## start INFORMATION GIVEN
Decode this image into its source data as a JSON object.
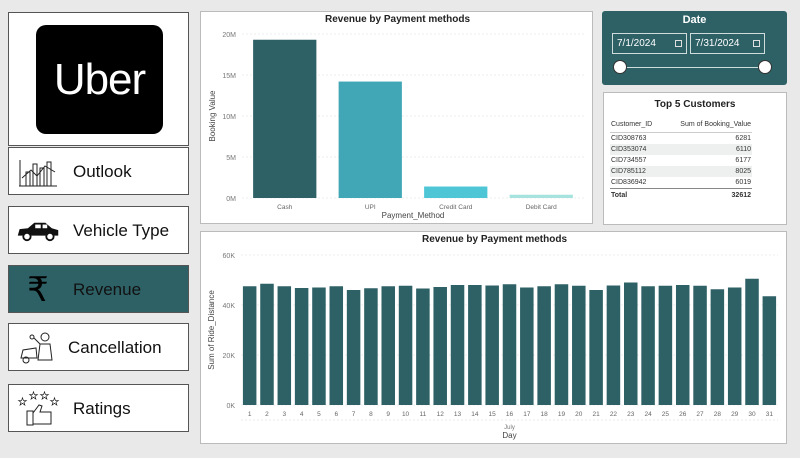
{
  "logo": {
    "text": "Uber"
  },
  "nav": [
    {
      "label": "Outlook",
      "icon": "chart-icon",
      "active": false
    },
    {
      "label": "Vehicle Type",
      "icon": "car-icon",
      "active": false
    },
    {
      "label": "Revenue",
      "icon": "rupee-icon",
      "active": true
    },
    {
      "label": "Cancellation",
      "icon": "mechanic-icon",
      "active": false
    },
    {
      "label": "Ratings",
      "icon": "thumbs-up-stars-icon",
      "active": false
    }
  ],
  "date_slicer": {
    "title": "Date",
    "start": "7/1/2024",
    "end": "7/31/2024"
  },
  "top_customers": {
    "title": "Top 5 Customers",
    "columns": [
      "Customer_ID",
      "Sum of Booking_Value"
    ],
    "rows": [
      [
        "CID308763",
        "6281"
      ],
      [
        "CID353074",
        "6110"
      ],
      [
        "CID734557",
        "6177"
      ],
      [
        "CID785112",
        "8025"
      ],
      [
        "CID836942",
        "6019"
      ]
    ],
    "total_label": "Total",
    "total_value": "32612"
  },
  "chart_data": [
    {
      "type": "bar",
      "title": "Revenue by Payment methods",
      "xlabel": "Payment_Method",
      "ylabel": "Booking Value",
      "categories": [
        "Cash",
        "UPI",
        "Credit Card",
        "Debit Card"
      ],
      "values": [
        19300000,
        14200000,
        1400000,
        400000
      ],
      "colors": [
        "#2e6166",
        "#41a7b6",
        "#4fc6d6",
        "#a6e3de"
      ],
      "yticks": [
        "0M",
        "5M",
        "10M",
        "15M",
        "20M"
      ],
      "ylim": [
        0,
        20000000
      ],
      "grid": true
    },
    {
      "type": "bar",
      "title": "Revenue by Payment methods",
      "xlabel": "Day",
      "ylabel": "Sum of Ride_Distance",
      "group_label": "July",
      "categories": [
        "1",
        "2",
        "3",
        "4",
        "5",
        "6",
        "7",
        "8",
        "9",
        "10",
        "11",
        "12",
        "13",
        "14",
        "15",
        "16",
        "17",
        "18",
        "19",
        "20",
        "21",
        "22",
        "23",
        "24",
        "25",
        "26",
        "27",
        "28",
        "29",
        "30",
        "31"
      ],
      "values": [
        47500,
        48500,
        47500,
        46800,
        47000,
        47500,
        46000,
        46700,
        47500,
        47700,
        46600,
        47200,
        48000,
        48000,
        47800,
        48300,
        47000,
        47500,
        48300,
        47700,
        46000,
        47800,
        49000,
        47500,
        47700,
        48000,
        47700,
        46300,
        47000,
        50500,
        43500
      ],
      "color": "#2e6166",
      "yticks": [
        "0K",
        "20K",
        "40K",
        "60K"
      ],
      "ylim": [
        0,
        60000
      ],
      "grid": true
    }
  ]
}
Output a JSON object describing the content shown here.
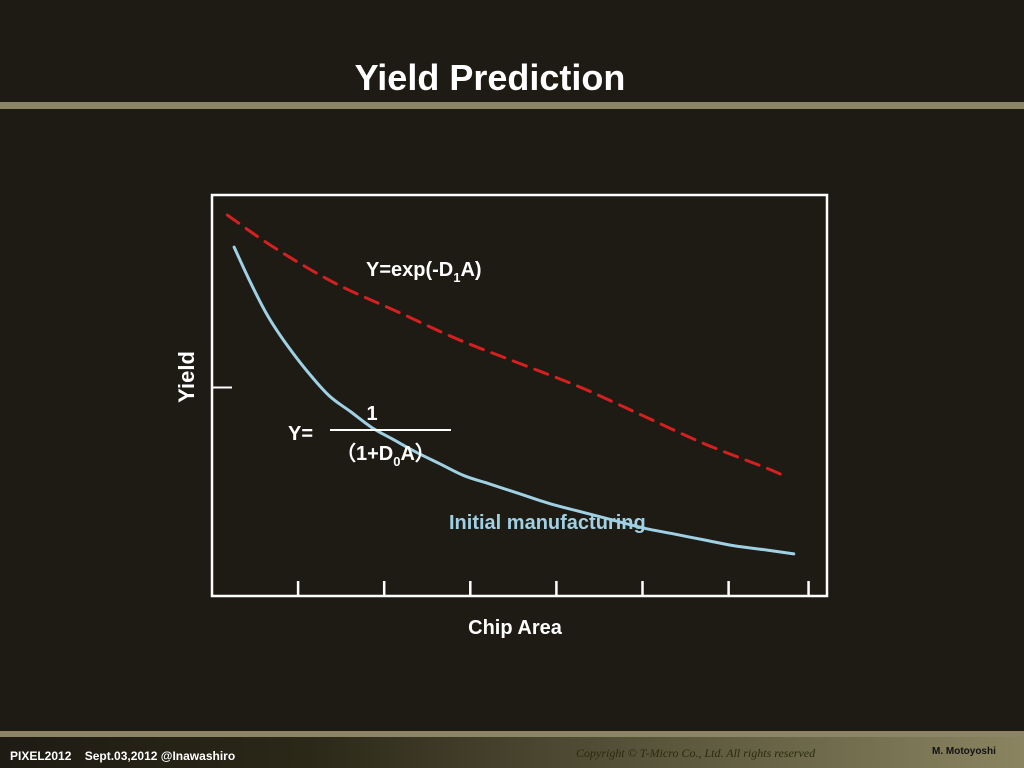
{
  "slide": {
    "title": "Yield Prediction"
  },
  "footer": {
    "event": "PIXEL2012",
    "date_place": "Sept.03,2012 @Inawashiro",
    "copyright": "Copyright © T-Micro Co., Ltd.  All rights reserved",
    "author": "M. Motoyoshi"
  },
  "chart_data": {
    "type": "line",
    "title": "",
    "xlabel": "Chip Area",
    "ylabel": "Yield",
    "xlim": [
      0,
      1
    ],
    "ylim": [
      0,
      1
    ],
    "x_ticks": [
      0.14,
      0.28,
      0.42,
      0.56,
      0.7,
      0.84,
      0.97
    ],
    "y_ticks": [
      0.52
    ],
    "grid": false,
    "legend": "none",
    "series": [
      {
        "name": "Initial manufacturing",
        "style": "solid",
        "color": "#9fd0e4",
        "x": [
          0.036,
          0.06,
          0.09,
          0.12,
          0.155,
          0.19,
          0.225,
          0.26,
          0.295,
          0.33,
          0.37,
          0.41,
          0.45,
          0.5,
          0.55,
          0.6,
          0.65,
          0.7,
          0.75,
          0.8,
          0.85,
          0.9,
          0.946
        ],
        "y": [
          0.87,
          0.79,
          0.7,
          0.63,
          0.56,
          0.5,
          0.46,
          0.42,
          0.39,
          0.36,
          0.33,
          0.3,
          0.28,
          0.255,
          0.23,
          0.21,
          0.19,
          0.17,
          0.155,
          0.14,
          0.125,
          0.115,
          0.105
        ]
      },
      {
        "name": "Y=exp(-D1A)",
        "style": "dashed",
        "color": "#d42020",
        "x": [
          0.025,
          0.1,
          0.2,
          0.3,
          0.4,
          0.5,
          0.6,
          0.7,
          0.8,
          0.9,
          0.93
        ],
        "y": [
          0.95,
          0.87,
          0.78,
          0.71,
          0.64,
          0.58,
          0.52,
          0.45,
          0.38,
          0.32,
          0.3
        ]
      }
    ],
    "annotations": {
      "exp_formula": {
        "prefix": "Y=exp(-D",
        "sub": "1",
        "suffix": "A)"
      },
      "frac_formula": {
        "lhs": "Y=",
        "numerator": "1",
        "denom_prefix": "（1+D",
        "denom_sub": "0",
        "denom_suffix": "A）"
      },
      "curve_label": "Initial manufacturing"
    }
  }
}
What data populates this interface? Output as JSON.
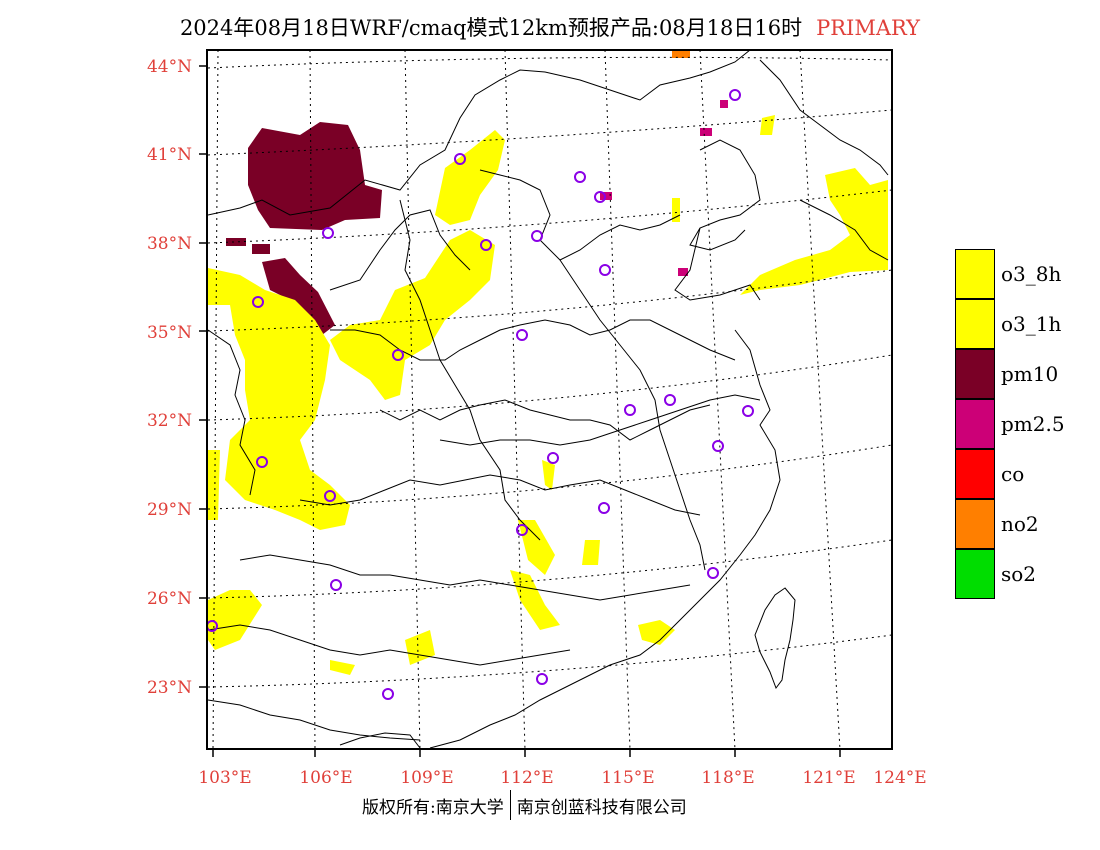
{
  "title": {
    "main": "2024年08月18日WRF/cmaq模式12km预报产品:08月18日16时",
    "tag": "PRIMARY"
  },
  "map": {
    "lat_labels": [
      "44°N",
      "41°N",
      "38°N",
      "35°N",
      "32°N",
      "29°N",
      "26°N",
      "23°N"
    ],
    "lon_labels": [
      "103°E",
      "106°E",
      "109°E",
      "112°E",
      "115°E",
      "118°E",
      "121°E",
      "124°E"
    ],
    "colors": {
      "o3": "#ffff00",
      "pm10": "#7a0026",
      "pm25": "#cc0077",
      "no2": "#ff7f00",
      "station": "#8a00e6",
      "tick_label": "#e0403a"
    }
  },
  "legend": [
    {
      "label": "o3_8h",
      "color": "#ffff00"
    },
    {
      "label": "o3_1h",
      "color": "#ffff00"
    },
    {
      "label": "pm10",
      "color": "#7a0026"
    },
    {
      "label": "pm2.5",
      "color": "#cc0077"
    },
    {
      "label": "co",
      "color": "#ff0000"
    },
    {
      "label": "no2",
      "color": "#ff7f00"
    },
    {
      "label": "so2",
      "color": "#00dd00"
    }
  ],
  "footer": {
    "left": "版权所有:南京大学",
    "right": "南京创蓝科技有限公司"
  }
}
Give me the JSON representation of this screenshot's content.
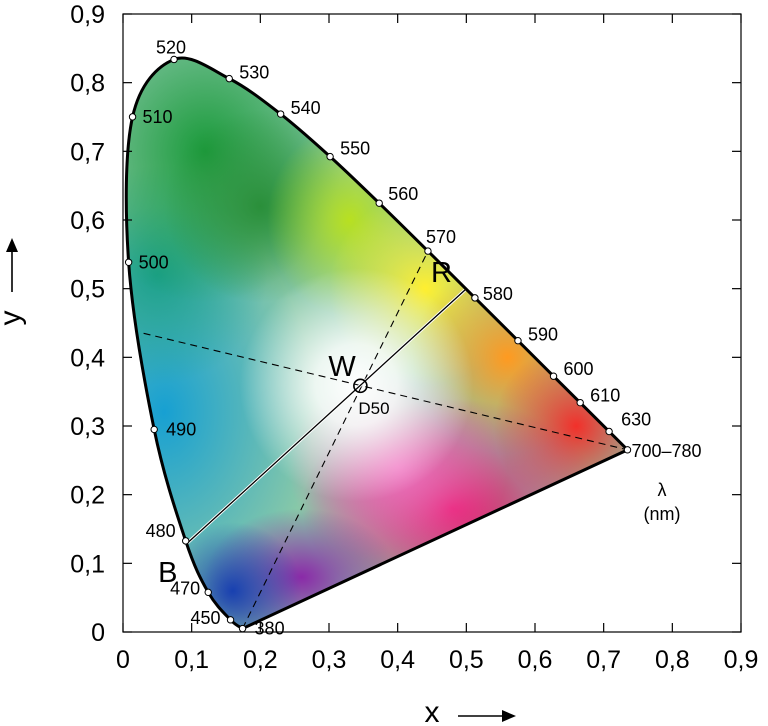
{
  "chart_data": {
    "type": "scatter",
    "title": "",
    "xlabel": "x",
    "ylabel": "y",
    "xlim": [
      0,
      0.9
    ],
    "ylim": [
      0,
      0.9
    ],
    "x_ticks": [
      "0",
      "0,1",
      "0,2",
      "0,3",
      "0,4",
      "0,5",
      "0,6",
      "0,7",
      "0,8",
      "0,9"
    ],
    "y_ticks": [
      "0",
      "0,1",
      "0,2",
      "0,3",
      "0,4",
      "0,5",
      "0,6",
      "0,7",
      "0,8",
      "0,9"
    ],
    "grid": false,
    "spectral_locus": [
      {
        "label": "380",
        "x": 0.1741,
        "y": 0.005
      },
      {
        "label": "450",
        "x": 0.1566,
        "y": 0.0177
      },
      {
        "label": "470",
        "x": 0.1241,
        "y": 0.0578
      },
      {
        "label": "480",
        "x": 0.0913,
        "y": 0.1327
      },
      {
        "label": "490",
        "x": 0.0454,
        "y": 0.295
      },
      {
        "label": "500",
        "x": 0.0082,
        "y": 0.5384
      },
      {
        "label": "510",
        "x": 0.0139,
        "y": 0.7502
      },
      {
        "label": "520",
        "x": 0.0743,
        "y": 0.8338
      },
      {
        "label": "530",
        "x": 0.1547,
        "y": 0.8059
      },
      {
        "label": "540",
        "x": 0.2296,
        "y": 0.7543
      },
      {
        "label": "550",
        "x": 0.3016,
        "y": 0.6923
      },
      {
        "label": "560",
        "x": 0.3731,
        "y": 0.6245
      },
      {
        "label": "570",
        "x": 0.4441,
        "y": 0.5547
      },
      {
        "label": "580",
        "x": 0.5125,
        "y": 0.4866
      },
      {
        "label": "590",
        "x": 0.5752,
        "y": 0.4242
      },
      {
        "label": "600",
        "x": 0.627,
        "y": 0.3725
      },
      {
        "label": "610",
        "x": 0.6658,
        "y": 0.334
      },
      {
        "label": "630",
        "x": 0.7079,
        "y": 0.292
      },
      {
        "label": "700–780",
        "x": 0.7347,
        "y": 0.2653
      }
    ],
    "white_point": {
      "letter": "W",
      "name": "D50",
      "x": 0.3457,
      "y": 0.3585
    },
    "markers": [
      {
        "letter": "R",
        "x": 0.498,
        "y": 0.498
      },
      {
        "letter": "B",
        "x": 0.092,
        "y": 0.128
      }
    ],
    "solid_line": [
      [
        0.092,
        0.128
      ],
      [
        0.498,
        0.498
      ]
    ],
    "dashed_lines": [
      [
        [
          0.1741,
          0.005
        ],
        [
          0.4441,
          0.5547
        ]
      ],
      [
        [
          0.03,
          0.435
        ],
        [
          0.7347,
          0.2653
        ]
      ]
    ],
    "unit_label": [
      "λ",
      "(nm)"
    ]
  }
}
## end INFORMATION GIVEN
*PROBLEM REQUIREMENTS*: Gather from the data above every line with the string "xlabel".

*IN RESPONSE*:
      "xlabel": "Payment_Method",
      "xlabel": "Day",
    "xlabel": "Chip Area",
    "xlabel": "x",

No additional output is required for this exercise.